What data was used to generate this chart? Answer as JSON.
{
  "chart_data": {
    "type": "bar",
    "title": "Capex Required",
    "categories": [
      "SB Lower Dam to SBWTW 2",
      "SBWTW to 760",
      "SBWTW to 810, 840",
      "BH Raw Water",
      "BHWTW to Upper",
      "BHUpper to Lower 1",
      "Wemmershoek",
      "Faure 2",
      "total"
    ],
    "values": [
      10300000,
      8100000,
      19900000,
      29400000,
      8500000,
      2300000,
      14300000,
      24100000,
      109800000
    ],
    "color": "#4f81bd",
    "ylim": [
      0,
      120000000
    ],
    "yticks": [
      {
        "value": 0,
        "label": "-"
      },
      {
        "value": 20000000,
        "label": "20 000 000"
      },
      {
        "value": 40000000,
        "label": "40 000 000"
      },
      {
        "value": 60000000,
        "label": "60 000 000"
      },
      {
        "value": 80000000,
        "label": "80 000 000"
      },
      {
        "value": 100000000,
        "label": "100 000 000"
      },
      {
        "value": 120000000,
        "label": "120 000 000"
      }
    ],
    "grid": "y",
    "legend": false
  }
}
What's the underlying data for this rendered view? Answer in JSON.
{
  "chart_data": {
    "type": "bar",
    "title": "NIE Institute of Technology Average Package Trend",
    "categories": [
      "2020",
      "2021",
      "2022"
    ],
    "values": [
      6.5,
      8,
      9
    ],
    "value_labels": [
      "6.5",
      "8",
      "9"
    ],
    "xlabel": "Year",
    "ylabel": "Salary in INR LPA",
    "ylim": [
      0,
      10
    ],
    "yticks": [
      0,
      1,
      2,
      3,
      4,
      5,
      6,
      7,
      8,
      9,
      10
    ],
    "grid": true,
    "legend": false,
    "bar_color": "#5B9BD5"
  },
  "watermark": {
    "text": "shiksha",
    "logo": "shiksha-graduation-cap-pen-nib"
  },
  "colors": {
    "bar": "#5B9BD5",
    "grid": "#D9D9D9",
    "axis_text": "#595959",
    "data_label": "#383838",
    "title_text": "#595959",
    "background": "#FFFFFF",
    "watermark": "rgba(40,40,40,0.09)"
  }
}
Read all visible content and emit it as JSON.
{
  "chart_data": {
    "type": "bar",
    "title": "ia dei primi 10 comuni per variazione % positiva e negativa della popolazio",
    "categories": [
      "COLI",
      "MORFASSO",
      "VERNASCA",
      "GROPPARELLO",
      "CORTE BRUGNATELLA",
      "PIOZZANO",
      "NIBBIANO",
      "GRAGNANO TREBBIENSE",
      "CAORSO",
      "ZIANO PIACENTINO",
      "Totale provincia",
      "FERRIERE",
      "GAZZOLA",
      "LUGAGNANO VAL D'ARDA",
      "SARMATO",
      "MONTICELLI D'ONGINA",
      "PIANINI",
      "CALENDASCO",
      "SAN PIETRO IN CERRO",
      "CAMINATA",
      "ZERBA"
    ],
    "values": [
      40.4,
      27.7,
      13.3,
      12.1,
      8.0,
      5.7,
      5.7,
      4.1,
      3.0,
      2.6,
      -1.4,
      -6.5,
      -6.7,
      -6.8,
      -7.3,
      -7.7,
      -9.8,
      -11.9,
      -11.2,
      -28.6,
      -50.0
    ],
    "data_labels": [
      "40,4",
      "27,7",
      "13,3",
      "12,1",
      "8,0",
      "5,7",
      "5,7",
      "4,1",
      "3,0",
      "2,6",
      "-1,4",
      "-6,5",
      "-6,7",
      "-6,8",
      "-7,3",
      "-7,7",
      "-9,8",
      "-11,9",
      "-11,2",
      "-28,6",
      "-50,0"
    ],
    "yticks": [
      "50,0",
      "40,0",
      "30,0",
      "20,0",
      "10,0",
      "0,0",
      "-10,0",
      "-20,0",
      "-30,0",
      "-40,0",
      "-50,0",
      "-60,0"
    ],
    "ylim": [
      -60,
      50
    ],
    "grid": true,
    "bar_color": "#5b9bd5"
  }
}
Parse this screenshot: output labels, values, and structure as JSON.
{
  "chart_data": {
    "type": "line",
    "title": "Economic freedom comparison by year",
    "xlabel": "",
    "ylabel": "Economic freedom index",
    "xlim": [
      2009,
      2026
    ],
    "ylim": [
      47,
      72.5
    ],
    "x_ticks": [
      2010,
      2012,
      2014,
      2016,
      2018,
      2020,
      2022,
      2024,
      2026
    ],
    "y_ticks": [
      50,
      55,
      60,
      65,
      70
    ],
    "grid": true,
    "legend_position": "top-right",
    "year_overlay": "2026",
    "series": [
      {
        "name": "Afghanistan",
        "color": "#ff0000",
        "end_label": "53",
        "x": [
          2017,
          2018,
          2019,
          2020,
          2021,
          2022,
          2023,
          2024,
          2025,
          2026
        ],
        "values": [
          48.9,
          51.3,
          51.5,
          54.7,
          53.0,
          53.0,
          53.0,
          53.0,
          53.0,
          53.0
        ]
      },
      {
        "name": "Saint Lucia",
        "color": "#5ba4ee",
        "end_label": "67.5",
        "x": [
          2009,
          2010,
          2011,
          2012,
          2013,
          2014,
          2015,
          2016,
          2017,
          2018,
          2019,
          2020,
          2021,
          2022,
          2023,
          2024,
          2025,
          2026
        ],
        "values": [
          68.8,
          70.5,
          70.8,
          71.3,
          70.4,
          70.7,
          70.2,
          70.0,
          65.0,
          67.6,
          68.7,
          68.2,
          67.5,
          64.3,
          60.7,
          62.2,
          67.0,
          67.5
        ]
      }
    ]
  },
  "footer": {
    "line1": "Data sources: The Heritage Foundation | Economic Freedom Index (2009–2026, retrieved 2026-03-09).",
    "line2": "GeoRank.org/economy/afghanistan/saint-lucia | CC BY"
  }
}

INSTRUCTIONS FOR THE TASK –
Copy the material above, line for line.

WRITTEN REPLY –
What data was used to generate this chart? Answer as JSON.
{
  "chart_data": {
    "type": "bar",
    "title": "Capex Required",
    "categories": [
      "SB Lower Dam to SBWTW 2",
      "SBWTW to 760",
      "SBWTW to 810, 840",
      "BH Raw Water",
      "BHWTW to Upper",
      "BHUpper to Lower 1",
      "Wemmershoek",
      "Faure 2",
      "total"
    ],
    "values": [
      10300000,
      8100000,
      19900000,
      29400000,
      8500000,
      2300000,
      14300000,
      24100000,
      109800000
    ],
    "color": "#4f81bd",
    "ylim": [
      0,
      120000000
    ],
    "yticks": [
      {
        "value": 0,
        "label": "-"
      },
      {
        "value": 20000000,
        "label": "20 000 000"
      },
      {
        "value": 40000000,
        "label": "40 000 000"
      },
      {
        "value": 60000000,
        "label": "60 000 000"
      },
      {
        "value": 80000000,
        "label": "80 000 000"
      },
      {
        "value": 100000000,
        "label": "100 000 000"
      },
      {
        "value": 120000000,
        "label": "120 000 000"
      }
    ],
    "grid": "y",
    "legend": false
  }
}
What's the underlying data for this rendered view? Answer in JSON.
{
  "chart_data": {
    "type": "bar",
    "title": "NIE Institute of Technology Average Package Trend",
    "categories": [
      "2020",
      "2021",
      "2022"
    ],
    "values": [
      6.5,
      8,
      9
    ],
    "value_labels": [
      "6.5",
      "8",
      "9"
    ],
    "xlabel": "Year",
    "ylabel": "Salary in INR LPA",
    "ylim": [
      0,
      10
    ],
    "yticks": [
      0,
      1,
      2,
      3,
      4,
      5,
      6,
      7,
      8,
      9,
      10
    ],
    "grid": true,
    "legend": false,
    "bar_color": "#5B9BD5"
  },
  "watermark": {
    "text": "shiksha",
    "logo": "shiksha-graduation-cap-pen-nib"
  },
  "colors": {
    "bar": "#5B9BD5",
    "grid": "#D9D9D9",
    "axis_text": "#595959",
    "data_label": "#383838",
    "title_text": "#595959",
    "background": "#FFFFFF",
    "watermark": "rgba(40,40,40,0.09)"
  }
}
Read all visible content and emit it as JSON.
{
  "chart_data": {
    "type": "bar",
    "title": "ia dei primi 10 comuni per variazione % positiva e negativa della popolazio",
    "categories": [
      "COLI",
      "MORFASSO",
      "VERNASCA",
      "GROPPARELLO",
      "CORTE BRUGNATELLA",
      "PIOZZANO",
      "NIBBIANO",
      "GRAGNANO TREBBIENSE",
      "CAORSO",
      "ZIANO PIACENTINO",
      "Totale provincia",
      "FERRIERE",
      "GAZZOLA",
      "LUGAGNANO VAL D'ARDA",
      "SARMATO",
      "MONTICELLI D'ONGINA",
      "PIANINI",
      "CALENDASCO",
      "SAN PIETRO IN CERRO",
      "CAMINATA",
      "ZERBA"
    ],
    "values": [
      40.4,
      27.7,
      13.3,
      12.1,
      8.0,
      5.7,
      5.7,
      4.1,
      3.0,
      2.6,
      -1.4,
      -6.5,
      -6.7,
      -6.8,
      -7.3,
      -7.7,
      -9.8,
      -11.9,
      -11.2,
      -28.6,
      -50.0
    ],
    "data_labels": [
      "40,4",
      "27,7",
      "13,3",
      "12,1",
      "8,0",
      "5,7",
      "5,7",
      "4,1",
      "3,0",
      "2,6",
      "-1,4",
      "-6,5",
      "-6,7",
      "-6,8",
      "-7,3",
      "-7,7",
      "-9,8",
      "-11,9",
      "-11,2",
      "-28,6",
      "-50,0"
    ],
    "yticks": [
      "50,0",
      "40,0",
      "30,0",
      "20,0",
      "10,0",
      "0,0",
      "-10,0",
      "-20,0",
      "-30,0",
      "-40,0",
      "-50,0",
      "-60,0"
    ],
    "ylim": [
      -60,
      50
    ],
    "grid": true,
    "bar_color": "#5b9bd5"
  }
}
Parse this screenshot: output labels, values, and structure as JSON.
{
  "chart_data": {
    "type": "line",
    "title": "Economic freedom comparison by year",
    "xlabel": "",
    "ylabel": "Economic freedom index",
    "xlim": [
      2009,
      2026
    ],
    "ylim": [
      47,
      72.5
    ],
    "x_ticks": [
      2010,
      2012,
      2014,
      2016,
      2018,
      2020,
      2022,
      2024,
      2026
    ],
    "y_ticks": [
      50,
      55,
      60,
      65,
      70
    ],
    "grid": true,
    "legend_position": "top-right",
    "year_overlay": "2026",
    "series": [
      {
        "name": "Afghanistan",
        "color": "#ff0000",
        "end_label": "53",
        "x": [
          2017,
          2018,
          2019,
          2020,
          2021,
          2022,
          2023,
          2024,
          2025,
          2026
        ],
        "values": [
          48.9,
          51.3,
          51.5,
          54.7,
          53.0,
          53.0,
          53.0,
          53.0,
          53.0,
          53.0
        ]
      },
      {
        "name": "Saint Lucia",
        "color": "#5ba4ee",
        "end_label": "67.5",
        "x": [
          2009,
          2010,
          2011,
          2012,
          2013,
          2014,
          2015,
          2016,
          2017,
          2018,
          2019,
          2020,
          2021,
          2022,
          2023,
          2024,
          2025,
          2026
        ],
        "values": [
          68.8,
          70.5,
          70.8,
          71.3,
          70.4,
          70.7,
          70.2,
          70.0,
          65.0,
          67.6,
          68.7,
          68.2,
          67.5,
          64.3,
          60.7,
          62.2,
          67.0,
          67.5
        ]
      }
    ]
  },
  "footer": {
    "line1": "Data sources: The Heritage Foundation | Economic Freedom Index (2009–2026, retrieved 2026-03-09).",
    "line2": "GeoRank.org/economy/afghanistan/saint-lucia | CC BY"
  }
}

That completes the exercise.